-- SOURCE EXCERPT --
══════
# Bug report: DVR menu crashes system



## dishguy (Feb 7, 2004)

Item 1:
2nd time this has now occured. Was setting up DVR recording for several shows. Found shows via find, and proceeded to select each and setup DVR record. On fifth show, DVR record went back to picture display, not find menu. Picture was now 1/4 sized in the top left corner of display. Clicked to SD mode, picture was OK, back to HD mode, still 1/4 size. Bang, Box rebooted by itself and picture was normal size again.

Item 2:
Tried to erase a DVR recorded event after watching it. Menu responded that show was still playing. Went to show, fast forwarded to end, then attempted again. Same problem. Show displayed it was still playing. No way to erase show, when again, bang, box rebooted by itself. Went to DVR menu, and could now erase show.

I've been waiting to setup OTA for a couple more releases, so wasn't the issue in this case. DVR recordings and timers seem unstable still even when recording SD programs.

Let's hope next release will increase stability as getting kind of annoying having the box do a daily reboot.

Also stretch modes need some serious work


----------



## MattG (Dec 31, 2003)

I have seen and can reproduce the condition where the picture is 1/4 sized in the top left hand corner and causes a reboot.

http://www.dbstalk.com/showthread.php?t=23380

Since you found a different way to get the 921 in this state hopefully the e* 921 coders can debug and fix this.


----------
══════
-- DATASET ENTRIES --
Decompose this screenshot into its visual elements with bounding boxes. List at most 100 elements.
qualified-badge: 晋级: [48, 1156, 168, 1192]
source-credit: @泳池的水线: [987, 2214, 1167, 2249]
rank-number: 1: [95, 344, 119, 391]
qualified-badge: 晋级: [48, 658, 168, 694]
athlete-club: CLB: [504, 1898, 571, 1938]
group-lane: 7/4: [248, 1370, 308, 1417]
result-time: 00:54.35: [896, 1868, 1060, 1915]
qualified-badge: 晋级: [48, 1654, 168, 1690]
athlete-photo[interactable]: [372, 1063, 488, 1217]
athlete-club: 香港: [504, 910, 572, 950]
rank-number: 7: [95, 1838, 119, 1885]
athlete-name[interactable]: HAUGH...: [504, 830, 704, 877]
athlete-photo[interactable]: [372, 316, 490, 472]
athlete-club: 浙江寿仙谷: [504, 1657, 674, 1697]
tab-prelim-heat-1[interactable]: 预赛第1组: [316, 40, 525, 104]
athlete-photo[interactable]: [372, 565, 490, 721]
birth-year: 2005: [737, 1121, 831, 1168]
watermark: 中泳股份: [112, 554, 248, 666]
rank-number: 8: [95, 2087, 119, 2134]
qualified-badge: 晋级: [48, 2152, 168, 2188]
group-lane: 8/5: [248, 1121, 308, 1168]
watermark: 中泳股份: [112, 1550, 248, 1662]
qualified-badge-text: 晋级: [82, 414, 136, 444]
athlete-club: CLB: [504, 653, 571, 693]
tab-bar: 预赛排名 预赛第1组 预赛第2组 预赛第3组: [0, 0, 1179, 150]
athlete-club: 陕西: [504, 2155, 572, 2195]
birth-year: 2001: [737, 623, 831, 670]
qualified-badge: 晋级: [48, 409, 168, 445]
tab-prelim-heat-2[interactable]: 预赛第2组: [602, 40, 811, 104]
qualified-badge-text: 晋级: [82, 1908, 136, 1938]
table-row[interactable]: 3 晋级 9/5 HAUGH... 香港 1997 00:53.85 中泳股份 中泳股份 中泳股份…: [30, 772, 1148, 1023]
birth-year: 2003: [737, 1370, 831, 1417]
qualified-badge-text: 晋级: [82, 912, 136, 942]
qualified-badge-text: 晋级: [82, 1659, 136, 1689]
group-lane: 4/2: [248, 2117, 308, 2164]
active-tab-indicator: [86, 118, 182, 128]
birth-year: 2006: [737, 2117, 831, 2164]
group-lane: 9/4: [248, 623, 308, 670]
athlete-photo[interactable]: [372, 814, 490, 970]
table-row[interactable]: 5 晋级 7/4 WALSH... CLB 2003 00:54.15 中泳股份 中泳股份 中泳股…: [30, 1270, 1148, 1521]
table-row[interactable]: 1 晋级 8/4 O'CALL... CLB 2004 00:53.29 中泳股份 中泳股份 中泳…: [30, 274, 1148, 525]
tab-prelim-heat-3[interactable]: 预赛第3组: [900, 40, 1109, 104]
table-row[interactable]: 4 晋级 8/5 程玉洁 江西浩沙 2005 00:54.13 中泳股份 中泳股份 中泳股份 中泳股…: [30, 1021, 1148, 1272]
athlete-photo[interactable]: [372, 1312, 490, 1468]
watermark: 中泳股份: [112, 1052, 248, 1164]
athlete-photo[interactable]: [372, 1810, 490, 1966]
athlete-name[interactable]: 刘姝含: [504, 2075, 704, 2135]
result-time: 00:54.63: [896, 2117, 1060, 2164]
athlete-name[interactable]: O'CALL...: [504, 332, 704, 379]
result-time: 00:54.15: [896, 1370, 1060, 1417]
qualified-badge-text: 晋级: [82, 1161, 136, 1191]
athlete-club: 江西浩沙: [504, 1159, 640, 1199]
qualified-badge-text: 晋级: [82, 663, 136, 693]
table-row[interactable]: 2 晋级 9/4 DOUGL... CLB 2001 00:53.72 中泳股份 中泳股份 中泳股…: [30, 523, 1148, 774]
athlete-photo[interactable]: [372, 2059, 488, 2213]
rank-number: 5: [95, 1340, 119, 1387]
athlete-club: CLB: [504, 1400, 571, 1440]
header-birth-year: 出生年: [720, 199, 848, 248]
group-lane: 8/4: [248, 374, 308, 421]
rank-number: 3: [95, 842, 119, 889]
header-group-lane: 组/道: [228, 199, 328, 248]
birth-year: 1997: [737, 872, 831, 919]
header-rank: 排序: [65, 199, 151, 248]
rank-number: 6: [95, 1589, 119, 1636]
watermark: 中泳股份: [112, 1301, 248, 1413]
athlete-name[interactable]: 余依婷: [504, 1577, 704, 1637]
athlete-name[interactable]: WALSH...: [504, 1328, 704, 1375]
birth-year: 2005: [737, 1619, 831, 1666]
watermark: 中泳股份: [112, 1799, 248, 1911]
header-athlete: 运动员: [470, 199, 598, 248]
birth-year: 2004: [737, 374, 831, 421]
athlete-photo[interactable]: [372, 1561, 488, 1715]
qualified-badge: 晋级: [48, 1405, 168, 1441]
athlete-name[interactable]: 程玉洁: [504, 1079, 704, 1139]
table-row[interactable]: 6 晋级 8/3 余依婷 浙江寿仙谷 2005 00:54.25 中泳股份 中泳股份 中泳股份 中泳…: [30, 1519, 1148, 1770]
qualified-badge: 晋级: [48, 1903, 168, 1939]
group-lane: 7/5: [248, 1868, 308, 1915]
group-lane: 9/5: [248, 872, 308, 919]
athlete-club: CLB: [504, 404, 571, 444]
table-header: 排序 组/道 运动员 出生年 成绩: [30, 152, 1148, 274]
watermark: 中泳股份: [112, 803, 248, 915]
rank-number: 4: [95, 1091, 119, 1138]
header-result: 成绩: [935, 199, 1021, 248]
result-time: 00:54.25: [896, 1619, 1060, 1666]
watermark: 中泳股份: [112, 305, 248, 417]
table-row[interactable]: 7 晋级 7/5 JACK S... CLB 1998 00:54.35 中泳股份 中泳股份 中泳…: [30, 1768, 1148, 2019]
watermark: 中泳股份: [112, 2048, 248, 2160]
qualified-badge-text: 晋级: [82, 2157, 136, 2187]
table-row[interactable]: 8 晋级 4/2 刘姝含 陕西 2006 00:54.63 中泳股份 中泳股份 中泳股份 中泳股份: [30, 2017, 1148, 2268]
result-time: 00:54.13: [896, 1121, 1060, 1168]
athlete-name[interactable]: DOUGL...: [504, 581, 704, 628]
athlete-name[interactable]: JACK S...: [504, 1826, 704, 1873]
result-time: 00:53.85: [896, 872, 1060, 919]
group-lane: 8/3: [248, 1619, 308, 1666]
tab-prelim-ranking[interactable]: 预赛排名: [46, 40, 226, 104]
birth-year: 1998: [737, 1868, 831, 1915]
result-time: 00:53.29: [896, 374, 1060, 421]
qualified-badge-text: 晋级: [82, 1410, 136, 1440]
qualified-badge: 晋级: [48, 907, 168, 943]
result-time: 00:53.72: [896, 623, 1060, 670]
══════
-- TASK SET --
1 - For each statement, say whether the DVR bug report supports it, answering yes or no and quoting the words that settle it. (a) The shrunken picture appeared while dishguy was setting up the fifth show for recording. (b) dishguy had already set up OTA when these problems occurred. (c) MattG can reproduce the condition in which the picture is 1/4 sized and the box reboots.
2 - Reproduce the stretch of the DVR bug report from "# Bug report: DVR" through "normal size again.".
3 - Translate this sentence from the DVR bug report into Spanish: "Tried to erase a DVR recorded event after watching it."
The data has no connection to the DVR bug report.

-- RESULTS OF THE EXERCISE --
1 -
(a) Yes: "On fifth show, DVR record went back to picture display, not find menu."
(b) No: "I've been waiting to setup OTA for a couple more releases, so wasn't the issue in this case."
(c) Yes: "I have seen and can reproduce the condition where the picture is 1/4 sized in the top left hand corner and causes a reboot."

2 -
# Bug report: DVR menu crashes system



## dishguy (Feb 7, 2004)

Item 1:
2nd time this has now occured. Was setting up DVR recording for several shows. Found shows via find, and proceeded to select each and setup DVR record. On fifth show, DVR record went back to picture display, not find menu. Picture was now 1/4 sized in the top left corner of display. Clicked to SD mode, picture was OK, back to HD mode, still 1/4 size. Bang, Box rebooted by itself and picture was normal size again.

3 - Intenté borrar un evento grabado en el DVR después de verlo.